Data items:
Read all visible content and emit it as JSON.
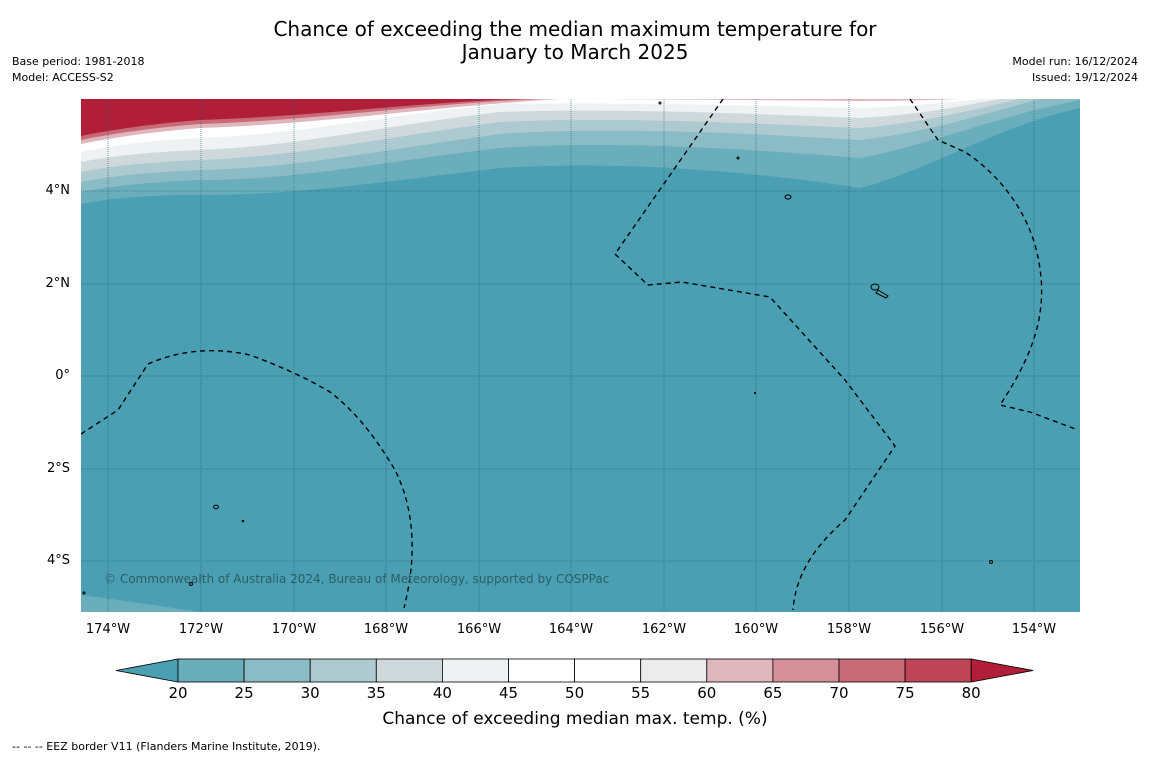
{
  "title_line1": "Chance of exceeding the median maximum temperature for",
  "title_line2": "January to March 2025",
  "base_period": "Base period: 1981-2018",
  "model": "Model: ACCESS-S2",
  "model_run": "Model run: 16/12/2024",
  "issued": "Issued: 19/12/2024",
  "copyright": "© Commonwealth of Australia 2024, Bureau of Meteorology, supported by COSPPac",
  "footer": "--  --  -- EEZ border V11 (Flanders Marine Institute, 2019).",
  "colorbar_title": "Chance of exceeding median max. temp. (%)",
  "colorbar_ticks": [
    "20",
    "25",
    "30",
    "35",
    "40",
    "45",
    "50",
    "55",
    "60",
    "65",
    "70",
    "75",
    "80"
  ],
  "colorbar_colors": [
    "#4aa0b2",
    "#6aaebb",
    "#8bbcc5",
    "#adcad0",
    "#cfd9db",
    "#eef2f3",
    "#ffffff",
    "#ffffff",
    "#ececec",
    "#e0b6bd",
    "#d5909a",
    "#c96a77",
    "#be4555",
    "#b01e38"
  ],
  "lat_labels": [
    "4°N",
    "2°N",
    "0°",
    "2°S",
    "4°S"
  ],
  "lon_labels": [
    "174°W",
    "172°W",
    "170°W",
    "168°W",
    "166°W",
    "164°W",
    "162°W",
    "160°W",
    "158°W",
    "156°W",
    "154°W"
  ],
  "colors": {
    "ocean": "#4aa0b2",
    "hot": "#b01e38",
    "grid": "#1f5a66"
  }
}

Task to carry out: Print out the whole of the material word for word, without pictures.

Output of the task:
Read all visible content and emit it as JSON.
{
  "title_line1": "Chance of exceeding the median maximum temperature for",
  "title_line2": "January to March 2025",
  "base_period": "Base period: 1981-2018",
  "model": "Model: ACCESS-S2",
  "model_run": "Model run: 16/12/2024",
  "issued": "Issued: 19/12/2024",
  "copyright": "© Commonwealth of Australia 2024, Bureau of Meteorology, supported by COSPPac",
  "footer": "--  --  -- EEZ border V11 (Flanders Marine Institute, 2019).",
  "colorbar_title": "Chance of exceeding median max. temp. (%)",
  "colorbar_ticks": [
    "20",
    "25",
    "30",
    "35",
    "40",
    "45",
    "50",
    "55",
    "60",
    "65",
    "70",
    "75",
    "80"
  ],
  "colorbar_colors": [
    "#4aa0b2",
    "#6aaebb",
    "#8bbcc5",
    "#adcad0",
    "#cfd9db",
    "#eef2f3",
    "#ffffff",
    "#ffffff",
    "#ececec",
    "#e0b6bd",
    "#d5909a",
    "#c96a77",
    "#be4555",
    "#b01e38"
  ],
  "lat_labels": [
    "4°N",
    "2°N",
    "0°",
    "2°S",
    "4°S"
  ],
  "lon_labels": [
    "174°W",
    "172°W",
    "170°W",
    "168°W",
    "166°W",
    "164°W",
    "162°W",
    "160°W",
    "158°W",
    "156°W",
    "154°W"
  ],
  "colors": {
    "ocean": "#4aa0b2",
    "hot": "#b01e38",
    "grid": "#1f5a66"
  }
}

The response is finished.